Text segment ->
# Smoking Auger Belt



## Stallion (Dec 13, 2017)

On Christmas I had the opportunity to use my rebuilt snow blower i purchased from craigslist for $75. It was a completely neglected Noma E24500 that I brought back to life with a little TLC and repowered with a Predator 212 engine. Unfortunately, things didn't work out as I hoped. After the second pass at the EOD it started to not throw as far and then noticed smoke coming from the belt cover. There was the horrible rubber burning smell and I immediately turned the engine off. After I finished shoveling my driveway I took the belt cover off and the auger belt had completely broken off and the sides appeared to be partially melted.

After inspecting the machine, I noticed that the pulley on the engine shaft was not exactly lined up with the impeller shaft pulley. It was almost a 1/4" off and I think could have caused the issue. Also, I did buy the belt at Grainger and the package said "use for low horse power applications". I don't know what "low horse power" exactly means but I'm wondering if the belt wasn't designed to handle a 6.5hp engine and could have also contributed to the belt failure.

Curious what your thoughts were?


----------



## vinnycom (Nov 6, 2017)

realign engine pulley first, use either a belt made for auger or industrial or farm and if u like made w/kevlar for longevity.
imho ymmv


----------



## deezlfan (Nov 8, 2017)

Did you make sure your augers and blower fan rotate freely? Belt misalignment isn't good but a 1/4" offset shouldn't be the only factor here.


----------



## DriverRider (Nov 20, 2016)

A quarter inch won't burn your belt up but mismatched pulleys and/or wrong belt would.


----------



## Oneacer (Jan 3, 2011)

I use the green Gates PowerRated belts, work like a charm.

As mentioned, I don't think a 1/4 alignment of pulleys would cause a belt catastrophe, sounds more like rubbing, maybe a missing guide, wrong size belt, bad tension pully or spring..... many causes.


----------



## nwcove (Mar 2, 2015)

I would guess it was a belt meant for an electric motor....not one meant for ope. Ya cant use automotive belts or belts meant for electric motors on your snowblower.


----------



## Stallion (Dec 13, 2017)

So I ordered a replacement auger belt online specific to my Noma snow blower. It came in yesterday and can clearly see that the belt looks and feels a lot more durable and rugged than the Dayton belt I purchased that had miserably failed. I installed the new belt this morning and tried it out on some piled snow along my driveway. It worked flawlessly! Thanks for the help everyone.

Data extract ->
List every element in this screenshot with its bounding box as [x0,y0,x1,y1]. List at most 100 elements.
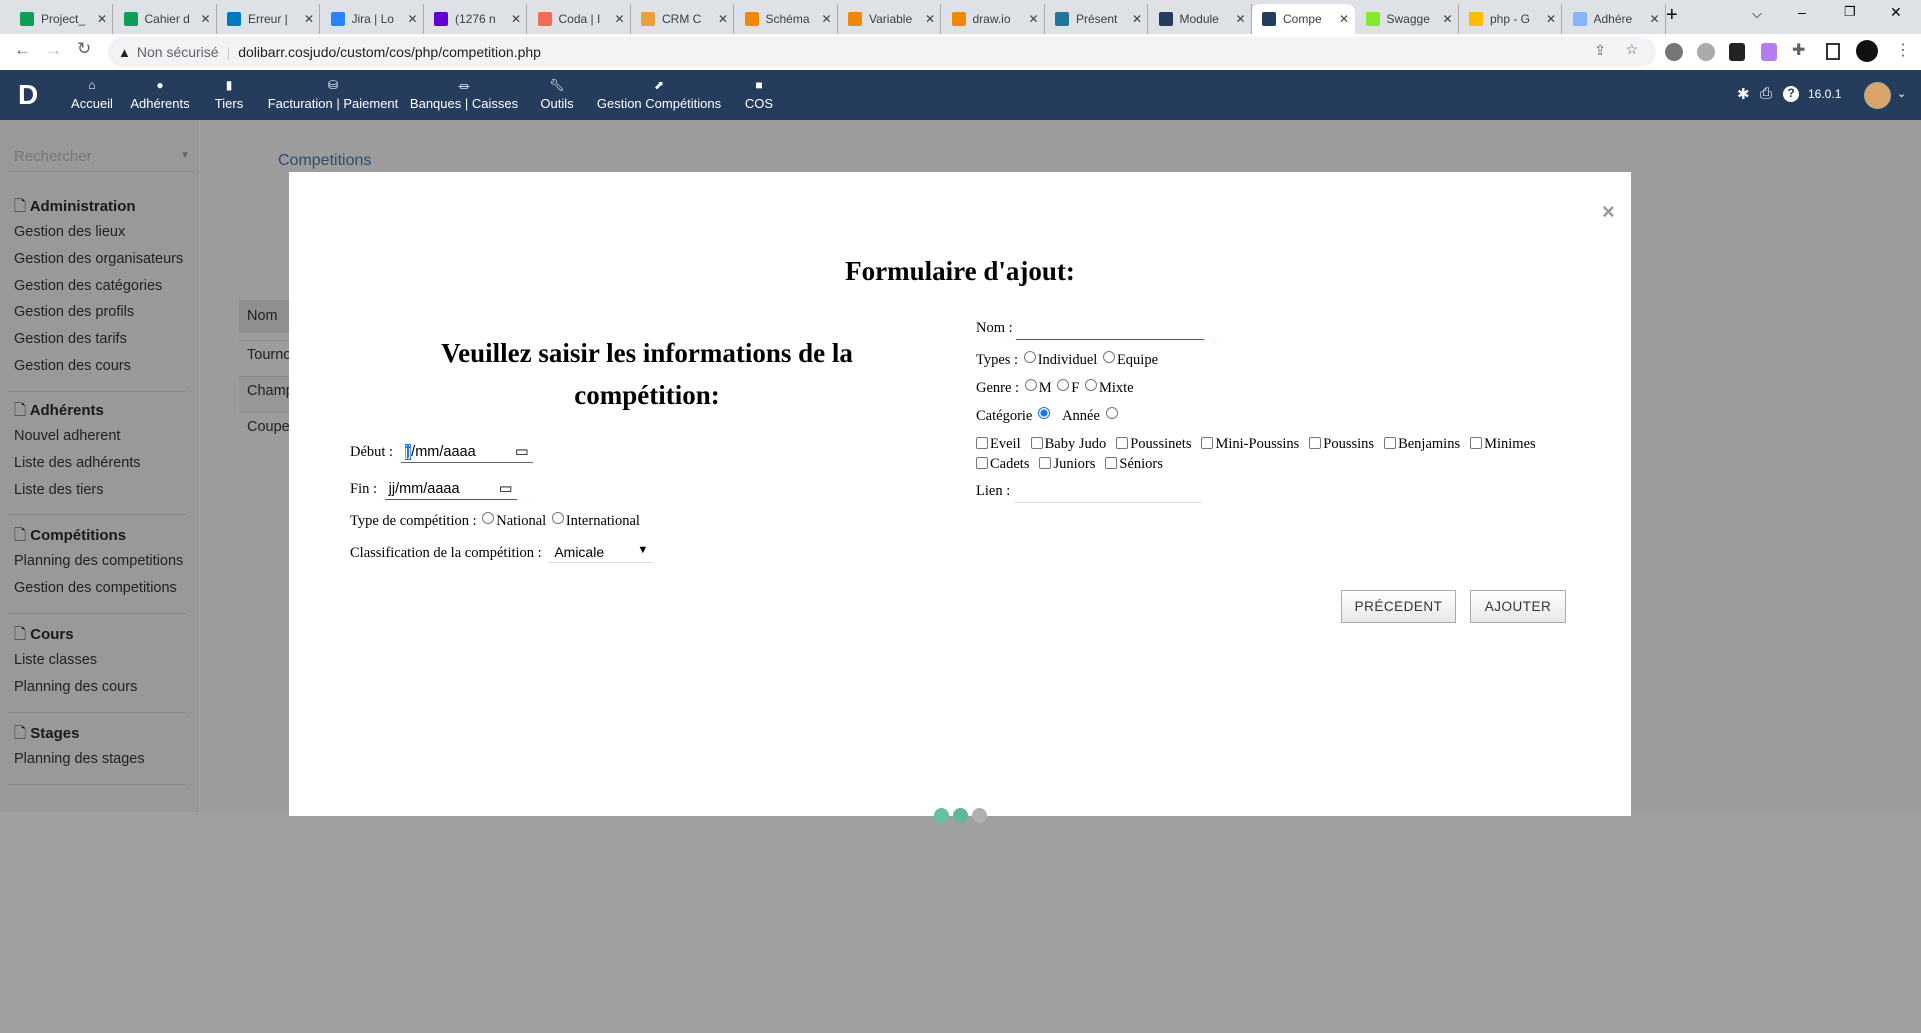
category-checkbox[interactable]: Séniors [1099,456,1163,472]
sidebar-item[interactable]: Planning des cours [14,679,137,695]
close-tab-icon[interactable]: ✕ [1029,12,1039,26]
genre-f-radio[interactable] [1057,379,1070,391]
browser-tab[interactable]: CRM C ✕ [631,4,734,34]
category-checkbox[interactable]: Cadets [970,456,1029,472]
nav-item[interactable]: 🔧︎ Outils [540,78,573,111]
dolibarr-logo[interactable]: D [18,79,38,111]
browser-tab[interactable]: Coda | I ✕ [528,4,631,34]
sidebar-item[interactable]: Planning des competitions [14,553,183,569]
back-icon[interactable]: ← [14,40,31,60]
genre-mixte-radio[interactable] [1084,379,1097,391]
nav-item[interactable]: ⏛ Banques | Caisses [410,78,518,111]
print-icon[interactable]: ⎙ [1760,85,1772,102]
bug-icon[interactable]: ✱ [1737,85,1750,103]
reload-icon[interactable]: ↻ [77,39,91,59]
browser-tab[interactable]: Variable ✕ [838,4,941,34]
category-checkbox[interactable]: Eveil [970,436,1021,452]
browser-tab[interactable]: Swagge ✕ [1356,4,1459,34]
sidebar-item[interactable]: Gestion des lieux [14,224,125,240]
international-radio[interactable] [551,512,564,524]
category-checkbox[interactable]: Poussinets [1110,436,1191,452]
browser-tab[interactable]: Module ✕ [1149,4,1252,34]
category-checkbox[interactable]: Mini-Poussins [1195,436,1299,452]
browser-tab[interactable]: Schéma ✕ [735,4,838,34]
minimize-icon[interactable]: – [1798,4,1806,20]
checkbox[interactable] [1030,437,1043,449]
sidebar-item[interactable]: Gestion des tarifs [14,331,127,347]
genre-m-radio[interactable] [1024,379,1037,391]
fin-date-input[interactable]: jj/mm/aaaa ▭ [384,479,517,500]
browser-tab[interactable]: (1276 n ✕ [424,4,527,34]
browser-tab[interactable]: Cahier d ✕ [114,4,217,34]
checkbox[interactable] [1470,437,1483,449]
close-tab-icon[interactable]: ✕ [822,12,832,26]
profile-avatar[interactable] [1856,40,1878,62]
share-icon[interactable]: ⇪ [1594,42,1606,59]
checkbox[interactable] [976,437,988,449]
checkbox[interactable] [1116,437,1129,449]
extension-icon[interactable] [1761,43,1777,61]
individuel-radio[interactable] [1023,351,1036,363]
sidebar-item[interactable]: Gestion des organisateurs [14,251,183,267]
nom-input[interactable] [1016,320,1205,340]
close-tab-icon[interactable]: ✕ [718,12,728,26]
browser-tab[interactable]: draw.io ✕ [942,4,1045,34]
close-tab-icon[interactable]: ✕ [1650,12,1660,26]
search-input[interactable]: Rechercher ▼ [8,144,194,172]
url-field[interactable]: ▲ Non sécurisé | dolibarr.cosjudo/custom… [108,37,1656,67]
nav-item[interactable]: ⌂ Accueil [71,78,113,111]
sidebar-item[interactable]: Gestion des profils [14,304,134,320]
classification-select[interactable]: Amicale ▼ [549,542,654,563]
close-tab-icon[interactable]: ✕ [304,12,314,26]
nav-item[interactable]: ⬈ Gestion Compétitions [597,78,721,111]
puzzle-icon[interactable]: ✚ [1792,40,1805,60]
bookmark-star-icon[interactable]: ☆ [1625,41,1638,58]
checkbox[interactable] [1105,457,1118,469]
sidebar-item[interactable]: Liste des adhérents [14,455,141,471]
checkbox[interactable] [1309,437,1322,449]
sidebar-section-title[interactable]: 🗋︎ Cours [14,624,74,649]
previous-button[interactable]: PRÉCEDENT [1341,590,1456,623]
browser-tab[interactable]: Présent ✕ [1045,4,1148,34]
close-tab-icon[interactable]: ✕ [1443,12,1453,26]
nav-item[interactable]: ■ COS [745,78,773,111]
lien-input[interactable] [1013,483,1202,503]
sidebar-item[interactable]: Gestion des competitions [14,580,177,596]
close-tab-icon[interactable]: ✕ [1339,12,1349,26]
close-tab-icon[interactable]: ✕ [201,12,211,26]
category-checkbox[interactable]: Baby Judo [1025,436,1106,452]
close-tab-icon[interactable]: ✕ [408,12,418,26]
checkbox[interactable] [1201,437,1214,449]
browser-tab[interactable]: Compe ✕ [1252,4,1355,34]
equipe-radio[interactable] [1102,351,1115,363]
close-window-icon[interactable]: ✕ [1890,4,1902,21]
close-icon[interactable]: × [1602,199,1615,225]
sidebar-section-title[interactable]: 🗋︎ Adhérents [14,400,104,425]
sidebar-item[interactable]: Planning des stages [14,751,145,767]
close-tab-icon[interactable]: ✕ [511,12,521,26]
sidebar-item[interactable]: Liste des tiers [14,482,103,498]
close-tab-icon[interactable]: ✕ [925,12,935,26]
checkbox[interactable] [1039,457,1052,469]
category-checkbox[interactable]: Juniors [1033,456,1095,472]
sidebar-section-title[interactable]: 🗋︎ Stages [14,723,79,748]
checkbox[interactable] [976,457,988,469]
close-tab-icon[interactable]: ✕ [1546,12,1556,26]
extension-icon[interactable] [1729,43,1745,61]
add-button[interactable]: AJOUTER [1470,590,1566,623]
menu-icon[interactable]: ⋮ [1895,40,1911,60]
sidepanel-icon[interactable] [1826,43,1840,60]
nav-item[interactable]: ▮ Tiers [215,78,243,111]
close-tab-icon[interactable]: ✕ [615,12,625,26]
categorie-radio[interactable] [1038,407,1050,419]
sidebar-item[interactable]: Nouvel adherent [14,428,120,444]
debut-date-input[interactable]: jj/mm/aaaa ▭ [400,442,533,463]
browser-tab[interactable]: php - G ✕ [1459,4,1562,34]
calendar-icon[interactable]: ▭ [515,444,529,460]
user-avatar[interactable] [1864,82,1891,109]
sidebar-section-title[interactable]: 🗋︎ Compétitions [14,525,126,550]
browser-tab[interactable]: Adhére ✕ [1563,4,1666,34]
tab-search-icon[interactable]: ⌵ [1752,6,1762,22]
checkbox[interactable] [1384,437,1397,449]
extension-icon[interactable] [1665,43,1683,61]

...

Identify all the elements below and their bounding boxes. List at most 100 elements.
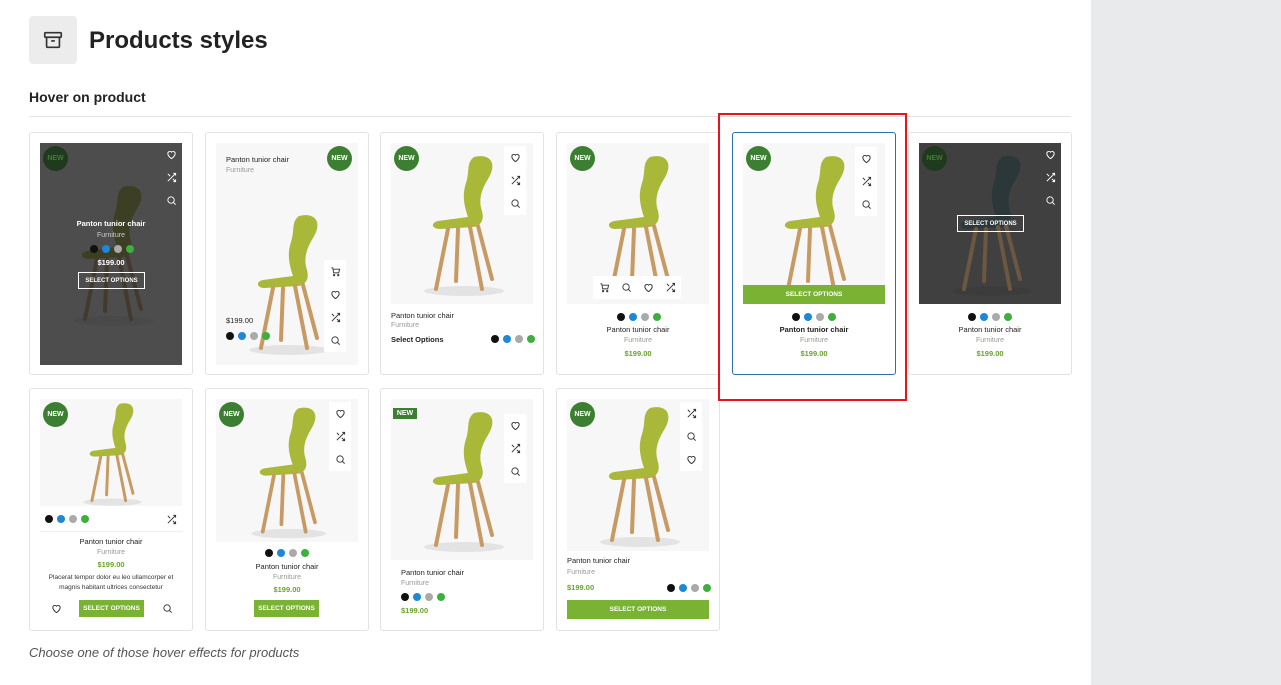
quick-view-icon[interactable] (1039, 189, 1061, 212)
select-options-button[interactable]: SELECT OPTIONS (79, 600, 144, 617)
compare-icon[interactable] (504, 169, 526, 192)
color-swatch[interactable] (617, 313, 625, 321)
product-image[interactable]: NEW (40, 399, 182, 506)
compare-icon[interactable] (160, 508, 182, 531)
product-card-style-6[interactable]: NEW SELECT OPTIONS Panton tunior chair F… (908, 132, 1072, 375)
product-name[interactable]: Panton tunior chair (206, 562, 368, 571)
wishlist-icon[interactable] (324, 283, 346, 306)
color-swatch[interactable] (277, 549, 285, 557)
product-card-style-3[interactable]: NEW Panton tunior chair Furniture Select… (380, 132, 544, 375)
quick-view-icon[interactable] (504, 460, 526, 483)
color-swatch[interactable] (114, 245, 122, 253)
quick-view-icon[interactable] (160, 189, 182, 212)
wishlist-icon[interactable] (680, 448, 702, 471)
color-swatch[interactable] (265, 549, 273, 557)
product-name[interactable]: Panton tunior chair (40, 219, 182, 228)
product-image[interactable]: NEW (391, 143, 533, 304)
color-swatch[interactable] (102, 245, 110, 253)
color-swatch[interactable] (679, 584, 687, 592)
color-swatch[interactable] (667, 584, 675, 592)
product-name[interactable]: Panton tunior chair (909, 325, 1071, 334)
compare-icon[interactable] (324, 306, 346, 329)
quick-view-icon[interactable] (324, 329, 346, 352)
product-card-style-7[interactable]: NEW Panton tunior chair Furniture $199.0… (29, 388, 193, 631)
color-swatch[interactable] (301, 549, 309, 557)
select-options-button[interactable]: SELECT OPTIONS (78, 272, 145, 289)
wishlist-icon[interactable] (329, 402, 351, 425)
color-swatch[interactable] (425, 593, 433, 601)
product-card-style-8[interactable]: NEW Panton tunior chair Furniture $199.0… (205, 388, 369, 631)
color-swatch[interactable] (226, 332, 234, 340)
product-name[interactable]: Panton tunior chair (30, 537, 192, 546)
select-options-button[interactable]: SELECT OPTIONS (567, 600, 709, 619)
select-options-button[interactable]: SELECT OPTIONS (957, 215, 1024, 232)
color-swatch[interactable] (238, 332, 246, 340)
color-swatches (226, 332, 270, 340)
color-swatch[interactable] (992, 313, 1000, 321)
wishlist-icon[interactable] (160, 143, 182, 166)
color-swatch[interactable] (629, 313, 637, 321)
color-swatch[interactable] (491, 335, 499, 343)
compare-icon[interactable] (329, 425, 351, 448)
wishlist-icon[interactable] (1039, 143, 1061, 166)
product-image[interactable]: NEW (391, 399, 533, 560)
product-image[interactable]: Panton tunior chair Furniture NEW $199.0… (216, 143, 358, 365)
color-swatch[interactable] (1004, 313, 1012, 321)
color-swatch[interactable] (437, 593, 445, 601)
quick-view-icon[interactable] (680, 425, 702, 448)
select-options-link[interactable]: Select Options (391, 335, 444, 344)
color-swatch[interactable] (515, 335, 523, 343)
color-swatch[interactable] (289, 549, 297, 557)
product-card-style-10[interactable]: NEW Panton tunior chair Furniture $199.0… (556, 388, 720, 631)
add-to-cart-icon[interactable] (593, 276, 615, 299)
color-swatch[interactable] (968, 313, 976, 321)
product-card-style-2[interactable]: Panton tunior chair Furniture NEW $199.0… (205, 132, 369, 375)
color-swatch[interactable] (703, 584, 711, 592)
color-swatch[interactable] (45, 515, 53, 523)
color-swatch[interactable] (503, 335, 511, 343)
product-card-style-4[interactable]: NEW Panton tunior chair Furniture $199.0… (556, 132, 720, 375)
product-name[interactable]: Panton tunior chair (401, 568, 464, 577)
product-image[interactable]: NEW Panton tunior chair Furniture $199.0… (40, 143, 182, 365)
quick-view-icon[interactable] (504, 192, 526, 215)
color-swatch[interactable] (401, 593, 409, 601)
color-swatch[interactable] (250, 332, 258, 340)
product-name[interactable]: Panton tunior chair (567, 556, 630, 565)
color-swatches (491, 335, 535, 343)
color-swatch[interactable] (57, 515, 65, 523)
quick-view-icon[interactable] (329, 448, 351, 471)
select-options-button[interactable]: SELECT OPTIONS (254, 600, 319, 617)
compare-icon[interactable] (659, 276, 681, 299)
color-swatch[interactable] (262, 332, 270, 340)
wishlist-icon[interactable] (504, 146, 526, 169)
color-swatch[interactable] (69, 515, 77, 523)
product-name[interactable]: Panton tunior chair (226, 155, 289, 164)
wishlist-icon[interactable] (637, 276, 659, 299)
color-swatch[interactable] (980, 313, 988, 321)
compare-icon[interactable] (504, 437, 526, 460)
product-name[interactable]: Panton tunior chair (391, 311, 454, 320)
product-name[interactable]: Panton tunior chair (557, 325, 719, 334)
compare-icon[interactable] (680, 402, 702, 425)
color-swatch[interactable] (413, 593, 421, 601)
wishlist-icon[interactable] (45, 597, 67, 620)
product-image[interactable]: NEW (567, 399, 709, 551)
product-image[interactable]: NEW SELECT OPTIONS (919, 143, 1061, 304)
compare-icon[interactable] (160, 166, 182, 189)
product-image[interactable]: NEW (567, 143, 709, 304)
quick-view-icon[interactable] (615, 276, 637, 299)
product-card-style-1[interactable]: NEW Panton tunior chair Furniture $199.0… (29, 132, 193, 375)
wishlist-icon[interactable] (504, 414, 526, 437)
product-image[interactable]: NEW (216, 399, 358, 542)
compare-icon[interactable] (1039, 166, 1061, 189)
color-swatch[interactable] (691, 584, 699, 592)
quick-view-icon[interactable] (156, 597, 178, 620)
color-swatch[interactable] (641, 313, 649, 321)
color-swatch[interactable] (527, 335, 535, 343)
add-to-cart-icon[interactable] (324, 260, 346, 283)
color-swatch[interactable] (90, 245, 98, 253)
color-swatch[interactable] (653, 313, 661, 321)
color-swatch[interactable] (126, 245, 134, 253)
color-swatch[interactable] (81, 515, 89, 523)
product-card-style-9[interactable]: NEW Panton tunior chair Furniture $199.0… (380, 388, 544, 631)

Problem details ->
From the snowblower belt thread, print the passage starting with "## DriverRider (Nov" and going on through "spring..... many causes.", word for word.

Answer to this task ->
## DriverRider (Nov 20, 2016)

A quarter inch won't burn your belt up but mismatched pulleys and/or wrong belt would.


----------



## Oneacer (Jan 3, 2011)

I use the green Gates PowerRated belts, work like a charm.

As mentioned, I don't think a 1/4 alignment of pulleys would cause a belt catastrophe, sounds more like rubbing, maybe a missing guide, wrong size belt, bad tension pully or spring..... many causes.